> [INSTRUCTION]: Copy every line in the records below that contains the word "Bloomberg".
>> begin EXTRACTED RECORDS
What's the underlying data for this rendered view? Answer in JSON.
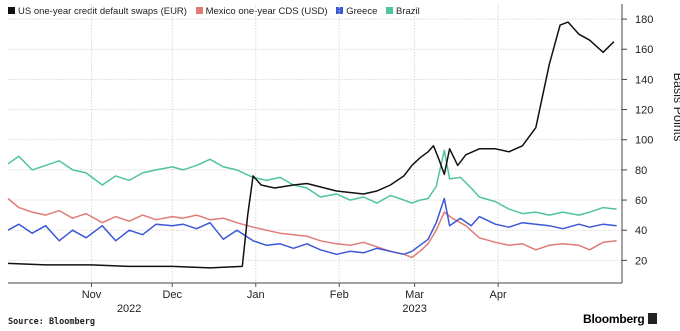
{
  "chart_data": {
    "type": "line",
    "title": "",
    "xlabel": "",
    "ylabel": "Basis Points",
    "ylim": [
      5,
      190
    ],
    "y_ticks": [
      20,
      40,
      60,
      80,
      100,
      120,
      140,
      160,
      180
    ],
    "x_start": "2022-10-01",
    "x_end": "2023-05-17",
    "x_ticks": [
      {
        "date": "2022-11-01",
        "label": "Nov"
      },
      {
        "date": "2022-12-01",
        "label": "Dec"
      },
      {
        "date": "2023-01-01",
        "label": "Jan"
      },
      {
        "date": "2023-02-01",
        "label": "Feb"
      },
      {
        "date": "2023-03-01",
        "label": "Mar"
      },
      {
        "date": "2023-04-01",
        "label": "Apr"
      }
    ],
    "year_labels": [
      {
        "date": "2022-11-15",
        "label": "2022"
      },
      {
        "date": "2023-03-01",
        "label": "2023"
      }
    ],
    "grid": true,
    "legend_position": "top-left",
    "series": [
      {
        "name": "Mexico one-year CDS (USD)",
        "color": "#e07b76",
        "points": [
          [
            "2022-10-01",
            61
          ],
          [
            "2022-10-05",
            55
          ],
          [
            "2022-10-10",
            52
          ],
          [
            "2022-10-15",
            50
          ],
          [
            "2022-10-20",
            53
          ],
          [
            "2022-10-25",
            48
          ],
          [
            "2022-10-30",
            51
          ],
          [
            "2022-11-05",
            45
          ],
          [
            "2022-11-10",
            49
          ],
          [
            "2022-11-15",
            46
          ],
          [
            "2022-11-20",
            50
          ],
          [
            "2022-11-25",
            47
          ],
          [
            "2022-12-01",
            49
          ],
          [
            "2022-12-05",
            48
          ],
          [
            "2022-12-10",
            50
          ],
          [
            "2022-12-15",
            47
          ],
          [
            "2022-12-20",
            48
          ],
          [
            "2022-12-25",
            45
          ],
          [
            "2022-12-31",
            42
          ],
          [
            "2023-01-05",
            40
          ],
          [
            "2023-01-10",
            38
          ],
          [
            "2023-01-15",
            37
          ],
          [
            "2023-01-20",
            36
          ],
          [
            "2023-01-25",
            33
          ],
          [
            "2023-01-31",
            31
          ],
          [
            "2023-02-05",
            30
          ],
          [
            "2023-02-10",
            32
          ],
          [
            "2023-02-15",
            29
          ],
          [
            "2023-02-20",
            26
          ],
          [
            "2023-02-25",
            24
          ],
          [
            "2023-02-28",
            22
          ],
          [
            "2023-03-03",
            26
          ],
          [
            "2023-03-06",
            31
          ],
          [
            "2023-03-09",
            40
          ],
          [
            "2023-03-12",
            52
          ],
          [
            "2023-03-15",
            48
          ],
          [
            "2023-03-20",
            43
          ],
          [
            "2023-03-25",
            35
          ],
          [
            "2023-03-31",
            32
          ],
          [
            "2023-04-05",
            30
          ],
          [
            "2023-04-10",
            31
          ],
          [
            "2023-04-15",
            27
          ],
          [
            "2023-04-20",
            30
          ],
          [
            "2023-04-25",
            31
          ],
          [
            "2023-05-01",
            30
          ],
          [
            "2023-05-05",
            27
          ],
          [
            "2023-05-10",
            32
          ],
          [
            "2023-05-15",
            33
          ]
        ]
      },
      {
        "name": "Greece",
        "color": "#3b57d6",
        "points": [
          [
            "2022-10-01",
            40
          ],
          [
            "2022-10-05",
            44
          ],
          [
            "2022-10-10",
            38
          ],
          [
            "2022-10-15",
            43
          ],
          [
            "2022-10-20",
            33
          ],
          [
            "2022-10-25",
            40
          ],
          [
            "2022-10-30",
            35
          ],
          [
            "2022-11-05",
            43
          ],
          [
            "2022-11-10",
            33
          ],
          [
            "2022-11-15",
            40
          ],
          [
            "2022-11-20",
            37
          ],
          [
            "2022-11-25",
            44
          ],
          [
            "2022-12-01",
            43
          ],
          [
            "2022-12-05",
            44
          ],
          [
            "2022-12-10",
            41
          ],
          [
            "2022-12-15",
            45
          ],
          [
            "2022-12-20",
            34
          ],
          [
            "2022-12-25",
            40
          ],
          [
            "2022-12-31",
            33
          ],
          [
            "2023-01-05",
            30
          ],
          [
            "2023-01-10",
            31
          ],
          [
            "2023-01-15",
            28
          ],
          [
            "2023-01-20",
            31
          ],
          [
            "2023-01-25",
            27
          ],
          [
            "2023-01-31",
            24
          ],
          [
            "2023-02-05",
            26
          ],
          [
            "2023-02-10",
            25
          ],
          [
            "2023-02-15",
            28
          ],
          [
            "2023-02-20",
            26
          ],
          [
            "2023-02-25",
            24
          ],
          [
            "2023-02-28",
            26
          ],
          [
            "2023-03-03",
            30
          ],
          [
            "2023-03-06",
            34
          ],
          [
            "2023-03-09",
            45
          ],
          [
            "2023-03-12",
            61
          ],
          [
            "2023-03-14",
            43
          ],
          [
            "2023-03-18",
            48
          ],
          [
            "2023-03-22",
            43
          ],
          [
            "2023-03-25",
            49
          ],
          [
            "2023-03-31",
            44
          ],
          [
            "2023-04-05",
            42
          ],
          [
            "2023-04-10",
            45
          ],
          [
            "2023-04-15",
            44
          ],
          [
            "2023-04-20",
            43
          ],
          [
            "2023-04-25",
            41
          ],
          [
            "2023-05-01",
            44
          ],
          [
            "2023-05-05",
            42
          ],
          [
            "2023-05-10",
            44
          ],
          [
            "2023-05-15",
            43
          ]
        ]
      },
      {
        "name": "Brazil",
        "color": "#50c49a",
        "points": [
          [
            "2022-10-01",
            84
          ],
          [
            "2022-10-05",
            89
          ],
          [
            "2022-10-10",
            80
          ],
          [
            "2022-10-15",
            83
          ],
          [
            "2022-10-20",
            86
          ],
          [
            "2022-10-25",
            80
          ],
          [
            "2022-10-30",
            78
          ],
          [
            "2022-11-05",
            70
          ],
          [
            "2022-11-10",
            76
          ],
          [
            "2022-11-15",
            73
          ],
          [
            "2022-11-20",
            78
          ],
          [
            "2022-11-25",
            80
          ],
          [
            "2022-12-01",
            82
          ],
          [
            "2022-12-05",
            80
          ],
          [
            "2022-12-10",
            83
          ],
          [
            "2022-12-15",
            87
          ],
          [
            "2022-12-20",
            82
          ],
          [
            "2022-12-25",
            80
          ],
          [
            "2022-12-31",
            75
          ],
          [
            "2023-01-05",
            73
          ],
          [
            "2023-01-10",
            75
          ],
          [
            "2023-01-15",
            70
          ],
          [
            "2023-01-20",
            68
          ],
          [
            "2023-01-25",
            62
          ],
          [
            "2023-01-31",
            64
          ],
          [
            "2023-02-05",
            60
          ],
          [
            "2023-02-10",
            62
          ],
          [
            "2023-02-15",
            58
          ],
          [
            "2023-02-20",
            63
          ],
          [
            "2023-02-25",
            60
          ],
          [
            "2023-02-28",
            58
          ],
          [
            "2023-03-03",
            60
          ],
          [
            "2023-03-06",
            61
          ],
          [
            "2023-03-09",
            69
          ],
          [
            "2023-03-12",
            93
          ],
          [
            "2023-03-14",
            74
          ],
          [
            "2023-03-18",
            75
          ],
          [
            "2023-03-22",
            68
          ],
          [
            "2023-03-25",
            62
          ],
          [
            "2023-03-31",
            59
          ],
          [
            "2023-04-05",
            54
          ],
          [
            "2023-04-10",
            51
          ],
          [
            "2023-04-15",
            52
          ],
          [
            "2023-04-20",
            50
          ],
          [
            "2023-04-25",
            52
          ],
          [
            "2023-05-01",
            50
          ],
          [
            "2023-05-05",
            52
          ],
          [
            "2023-05-10",
            55
          ],
          [
            "2023-05-15",
            54
          ]
        ]
      },
      {
        "name": "US one-year credit default swaps (EUR)",
        "color": "#111111",
        "points": [
          [
            "2022-10-01",
            18
          ],
          [
            "2022-10-15",
            17
          ],
          [
            "2022-11-01",
            17
          ],
          [
            "2022-11-15",
            16
          ],
          [
            "2022-12-01",
            16
          ],
          [
            "2022-12-15",
            15
          ],
          [
            "2022-12-27",
            16
          ],
          [
            "2022-12-29",
            50
          ],
          [
            "2022-12-31",
            76
          ],
          [
            "2023-01-03",
            70
          ],
          [
            "2023-01-08",
            68
          ],
          [
            "2023-01-15",
            70
          ],
          [
            "2023-01-20",
            71
          ],
          [
            "2023-01-31",
            66
          ],
          [
            "2023-02-05",
            65
          ],
          [
            "2023-02-10",
            64
          ],
          [
            "2023-02-15",
            66
          ],
          [
            "2023-02-20",
            70
          ],
          [
            "2023-02-25",
            76
          ],
          [
            "2023-02-28",
            83
          ],
          [
            "2023-03-03",
            88
          ],
          [
            "2023-03-06",
            92
          ],
          [
            "2023-03-08",
            96
          ],
          [
            "2023-03-10",
            87
          ],
          [
            "2023-03-12",
            77
          ],
          [
            "2023-03-14",
            94
          ],
          [
            "2023-03-17",
            83
          ],
          [
            "2023-03-20",
            90
          ],
          [
            "2023-03-25",
            94
          ],
          [
            "2023-03-31",
            94
          ],
          [
            "2023-04-05",
            92
          ],
          [
            "2023-04-10",
            96
          ],
          [
            "2023-04-15",
            108
          ],
          [
            "2023-04-20",
            150
          ],
          [
            "2023-04-24",
            176
          ],
          [
            "2023-04-27",
            178
          ],
          [
            "2023-05-01",
            170
          ],
          [
            "2023-05-05",
            166
          ],
          [
            "2023-05-10",
            158
          ],
          [
            "2023-05-14",
            165
          ]
        ]
      }
    ],
    "legend_order": [
      3,
      0,
      1,
      2
    ]
  },
  "footer": {
    "source": "Source: Bloomberg",
    "brand": "Bloomberg"
  }
}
>> end EXTRACTED RECORDS
> [OUTPUT]:
    "source": "Source: Bloomberg",
    "brand": "Bloomberg"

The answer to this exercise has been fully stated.